··· Records to process
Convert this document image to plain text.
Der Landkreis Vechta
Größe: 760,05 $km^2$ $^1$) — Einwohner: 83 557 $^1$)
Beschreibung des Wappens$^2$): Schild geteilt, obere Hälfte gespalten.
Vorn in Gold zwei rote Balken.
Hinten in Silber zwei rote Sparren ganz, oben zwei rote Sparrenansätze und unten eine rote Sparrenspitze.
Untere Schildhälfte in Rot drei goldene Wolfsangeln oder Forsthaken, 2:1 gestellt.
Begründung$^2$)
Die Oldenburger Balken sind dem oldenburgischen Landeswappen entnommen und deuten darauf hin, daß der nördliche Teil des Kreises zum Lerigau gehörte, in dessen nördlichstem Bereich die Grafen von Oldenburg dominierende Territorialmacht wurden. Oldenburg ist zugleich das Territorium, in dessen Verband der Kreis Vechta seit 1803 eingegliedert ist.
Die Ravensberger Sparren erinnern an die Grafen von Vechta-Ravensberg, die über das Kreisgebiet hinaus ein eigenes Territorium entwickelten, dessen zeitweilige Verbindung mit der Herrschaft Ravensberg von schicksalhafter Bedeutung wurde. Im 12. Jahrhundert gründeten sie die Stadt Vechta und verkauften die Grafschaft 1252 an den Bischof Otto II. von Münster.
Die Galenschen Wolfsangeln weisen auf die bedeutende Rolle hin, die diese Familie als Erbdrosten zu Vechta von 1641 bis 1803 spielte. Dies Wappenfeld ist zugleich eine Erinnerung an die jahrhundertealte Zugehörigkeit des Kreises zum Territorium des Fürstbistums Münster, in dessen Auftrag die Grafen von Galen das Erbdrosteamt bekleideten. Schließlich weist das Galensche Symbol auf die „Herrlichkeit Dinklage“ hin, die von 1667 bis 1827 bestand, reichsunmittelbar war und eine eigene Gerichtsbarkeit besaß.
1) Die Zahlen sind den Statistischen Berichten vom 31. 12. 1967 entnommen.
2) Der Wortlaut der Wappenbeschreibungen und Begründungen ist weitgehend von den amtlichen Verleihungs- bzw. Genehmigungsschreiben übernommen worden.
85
······
## Task to complete
Copy every line from the records that holds the string "Münster".

## Output for this task
Die Ravensberger Sparren erinnern an die Grafen von Vechta-Ravensberg, die über das Kreisgebiet hinaus ein eigenes Territorium entwickelten, dessen zeitweilige Verbindung mit der Herrschaft Ravensberg von schicksalhafter Bedeutung wurde. Im 12. Jahrhundert gründeten sie die Stadt Vechta und verkauften die Grafschaft 1252 an den Bischof Otto II. von Münster.
Die Galenschen Wolfsangeln weisen auf die bedeutende Rolle hin, die diese Familie als Erbdrosten zu Vechta von 1641 bis 1803 spielte. Dies Wappenfeld ist zugleich eine Erinnerung an die jahrhundertealte Zugehörigkeit des Kreises zum Territorium des Fürstbistums Münster, in dessen Auftrag die Grafen von Galen das Erbdrosteamt bekleideten. Schließlich weist das Galensche Symbol auf die „Herrlichkeit Dinklage“ hin, die von 1667 bis 1827 bestand, reichsunmittelbar war und eine eigene Gerichtsbarkeit besaß.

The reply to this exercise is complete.